Text segment:

--- begin ---

We're Not Conquerors. We're Just Nerds. Nerds With Sandwiches.

Something has been bugging me for a couple weeks, ever since the Driscoll Incident. Dan Voelpel started it. Driscoll carried it on. Neither of them can really be blamed, though, because since then it just keeps going and going, popping up nigh everywhere. To quote Voelpel's Trib article:
Fired up by the inspiration, some in the crowd decided they needed to act to take back Frost Memorial Park, next to the North Park Plaza parking garage, from the ne’er-do-wells who hang out there.
Ever since then, the phrase "take back the park" has been bouncing around the feed like mad. Everyone's saying it, from participants to academic observers. And, quite frankly, it's just making us look like idiots. Any outside reader with a little bit of neighborhood activist experience is going to look at this and say "What? You can't drive off unwanteds by eating lunch in a park on a sunny Friday at noon." And they would be absolutely right. If we really were out to get "ne'er-do-wells" out of our neighborhoods, the lunch hour is not the time to do it. How much criminal activity or whatever was really going on that we somehow foiled? Probably none. Maybe I'm looking in the wrong places, but I haven't seen a lot of crack dealers trying to cash in on the lunch rush.

I mentioned in an earlier entry the group of elderly women who set up a card table on a drug-ridden street corner and played bridge in the middle of the night. That's how you drive off criminals... go to a place where they are, when they are there, and plant yourself. The notion that the same thing will be achieved by what we did (and will continue to do) is ludicrous.

--- end ---

Provided records:
--- begin ---

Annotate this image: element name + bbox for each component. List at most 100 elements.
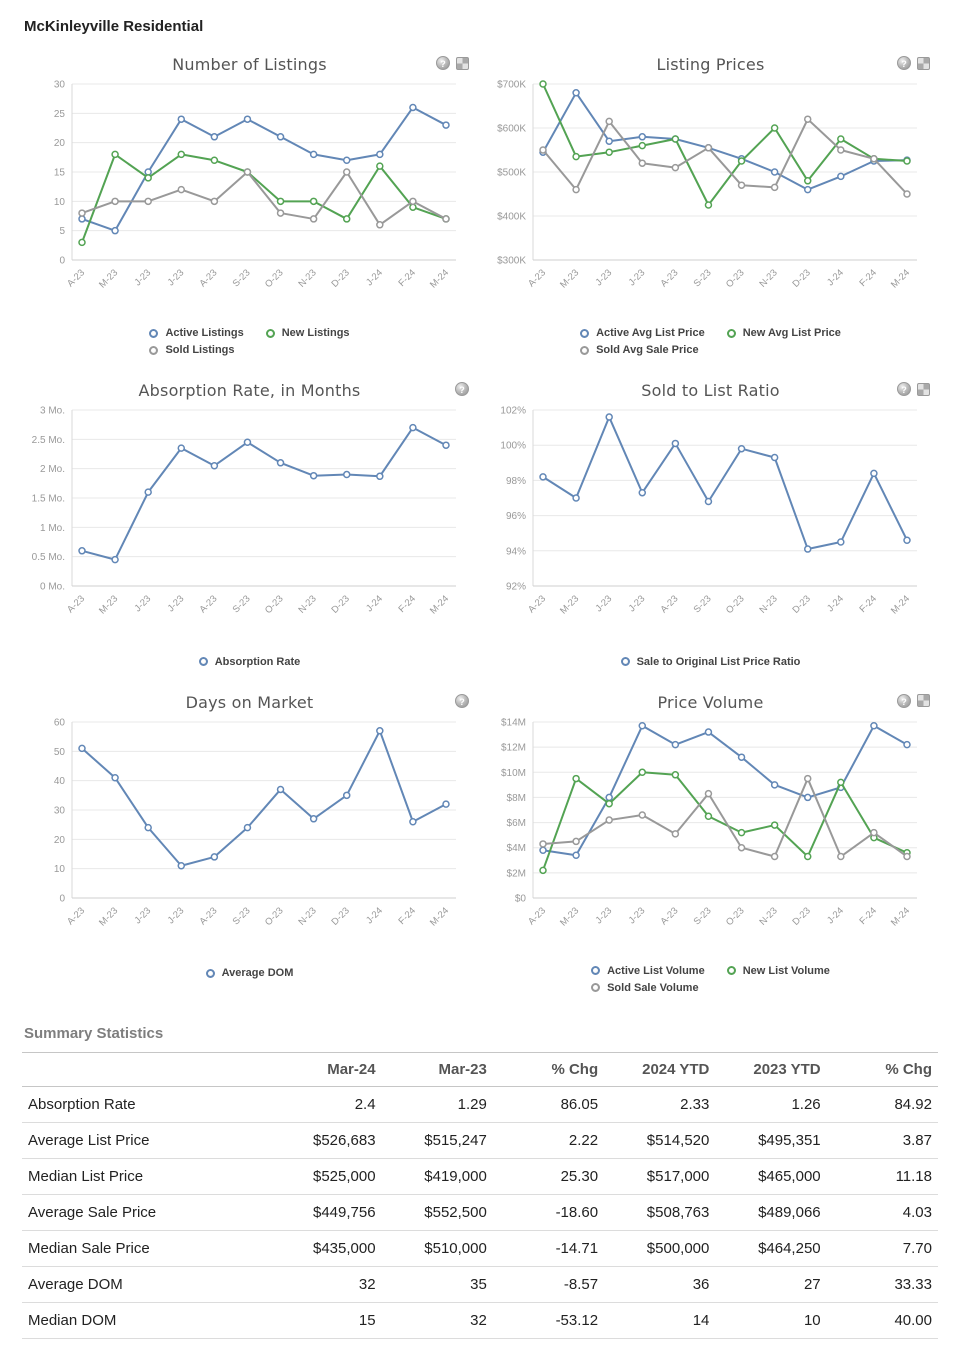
chart-sold-to-list-ratio: Sold to List Ratio? 92% 94% 96% 98% 100% 102% A… <box>483 377 938 673</box>
data-point <box>539 80 547 88</box>
legend-item-active-list-volume[interactable]: Active List Volume <box>591 965 705 977</box>
summary-table-head: Mar-24 Mar-23% Chg 2024 YTD 2023 YTD% Chg <box>22 1051 938 1087</box>
table-row: Average DOM 32 35 -8.57 36 27 33.33 <box>22 1266 938 1303</box>
data-point <box>605 413 613 421</box>
x-tick-label: A-23 <box>659 593 681 615</box>
data-point <box>177 185 186 194</box>
data-point <box>78 238 86 247</box>
chart-canvas: 0 10 20 30 40 50 60 A-23 M-23 J-23 J-23 A-23 S-23 O-2… <box>54 717 456 928</box>
series-line <box>542 83 908 206</box>
chart-title: Price Volume <box>657 692 764 712</box>
x-tick-label: S-23 <box>692 905 714 927</box>
x-tick-label: M-24 <box>889 905 912 928</box>
legend-item-sold-sale-volume[interactable]: Sold Sale Volume <box>591 982 699 994</box>
legend-item-active-listings[interactable]: Active Listings <box>149 327 244 339</box>
data-point <box>737 157 746 165</box>
chart-canvas: $0 $2M $4M $6M $8M $10M $12M $14M A-23 M-23 J-23 J-… <box>501 717 917 928</box>
series-line <box>81 153 447 244</box>
data-point <box>770 124 779 132</box>
x-tick-label: J-24 <box>825 905 846 926</box>
legend-item-new-avg-list-price[interactable]: New Avg List Price <box>726 327 841 339</box>
data-point <box>903 740 911 748</box>
x-tick-label: D-23 <box>330 905 352 927</box>
legend-label: Sale to Original List Price Ratio <box>636 655 801 668</box>
data-point <box>870 469 878 478</box>
data-point <box>605 815 613 824</box>
chart-title: Sold to List Ratio <box>641 381 780 400</box>
x-tick-label: J-23 <box>593 267 614 288</box>
data-point <box>210 156 219 165</box>
legend-item-sold-avg-sale-price[interactable]: Sold Avg Sale Price <box>580 344 699 356</box>
legend-label: Sold Avg Sale Price <box>596 344 699 356</box>
export-icon[interactable] <box>917 694 930 707</box>
info-icon[interactable]: ? <box>455 693 469 708</box>
data-point <box>243 823 252 831</box>
row-value: 84.92 <box>826 1086 938 1123</box>
data-point <box>638 141 647 150</box>
info-icon[interactable]: ? <box>455 382 469 396</box>
y-tick-label: 25 <box>54 109 66 120</box>
summary-col-header <box>22 1051 271 1087</box>
y-tick-label: $6M <box>507 818 526 829</box>
row-label: Average List Price <box>22 1122 271 1159</box>
legend-item-new-list-volume[interactable]: New List Volume <box>726 965 830 977</box>
y-tick-label: 20 <box>54 138 66 149</box>
row-label: Average DOM <box>22 1266 271 1303</box>
x-tick-label: J-24 <box>364 267 385 288</box>
chart-icons: ? <box>897 382 930 396</box>
info-icon[interactable]: ? <box>897 693 911 708</box>
x-tick-label: O-23 <box>724 905 747 928</box>
info-icon[interactable]: ? <box>436 56 450 70</box>
data-point <box>210 133 219 141</box>
data-point <box>144 488 152 496</box>
legend-marker-icon <box>591 983 601 992</box>
y-tick-label: 15 <box>54 168 66 179</box>
x-tick-label: S-23 <box>231 905 253 927</box>
data-point <box>572 185 580 194</box>
data-point <box>770 183 779 192</box>
data-point <box>770 820 779 829</box>
y-tick-label: 50 <box>54 746 66 757</box>
data-point <box>539 473 547 481</box>
data-point <box>837 778 845 786</box>
data-point <box>803 115 812 123</box>
data-point <box>605 799 613 807</box>
data-point <box>671 135 680 143</box>
export-icon[interactable] <box>917 56 930 70</box>
data-point <box>376 162 384 170</box>
legend-item-absorption-rate[interactable]: Absorption Rate <box>198 656 300 668</box>
info-icon[interactable]: ? <box>897 382 911 396</box>
legend-item-sale-to-original-list-price-ratio[interactable]: Sale to Original List Price Ratio <box>620 655 801 668</box>
legend-item-average-dom[interactable]: Average DOM <box>205 967 293 979</box>
info-icon[interactable]: ? <box>897 56 911 70</box>
data-point <box>803 185 812 194</box>
data-point <box>837 146 845 154</box>
data-point <box>572 774 580 782</box>
legend-marker-icon <box>580 345 590 355</box>
export-icon[interactable] <box>456 56 469 70</box>
table-row: Average List Price $526,683 $515,247 2.22 $5… <box>22 1122 938 1159</box>
y-tick-label: $300K <box>497 256 526 267</box>
x-tick-label: M-24 <box>889 267 912 290</box>
x-tick-label: N-23 <box>296 267 318 289</box>
legend-marker-icon <box>198 657 208 666</box>
legend-item-sold-listings[interactable]: Sold Listings <box>149 344 235 356</box>
chart-icons: ? <box>455 382 469 396</box>
row-value: 7.70 <box>826 1230 938 1267</box>
data-point <box>770 168 779 176</box>
data-point <box>177 861 186 869</box>
y-tick-label: $8M <box>507 792 526 803</box>
x-tick-label: J-23 <box>593 905 614 926</box>
data-point <box>539 866 547 874</box>
export-icon[interactable] <box>917 382 930 396</box>
y-tick-label: 0 <box>59 256 65 267</box>
legend-item-active-avg-list-price[interactable]: Active Avg List Price <box>580 327 705 339</box>
row-value: 2.4 <box>270 1086 382 1123</box>
data-point <box>803 774 812 782</box>
x-tick-label: D-23 <box>791 593 813 615</box>
legend-item-new-listings[interactable]: New Listings <box>265 327 350 339</box>
x-tick-label: J-24 <box>825 267 846 288</box>
row-label: Median List Price <box>22 1158 271 1195</box>
row-value: $525,000 <box>270 1158 382 1195</box>
x-tick-label: A-23 <box>659 905 681 927</box>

--- end ---

Rewrite the post about "taking back the park" from the words "Ever since then, the" through "the lunch rush.", putting "fools" in place of "idiots".

Output below:
Ever since then, the phrase "take back the park" has been bouncing around the feed like mad. Everyone's saying it, from participants to academic observers. And, quite frankly, it's just making us look like fools. Any outside reader with a little bit of neighborhood activist experience is going to look at this and say "What? You can't drive off unwanteds by eating lunch in a park on a sunny Friday at noon." And they would be absolutely right. If we really were out to get "ne'er-do-wells" out of our neighborhoods, the lunch hour is not the time to do it. How much criminal activity or whatever was really going on that we somehow foiled? Probably none. Maybe I'm looking in the wrong places, but I haven't seen a lot of crack dealers trying to cash in on the lunch rush.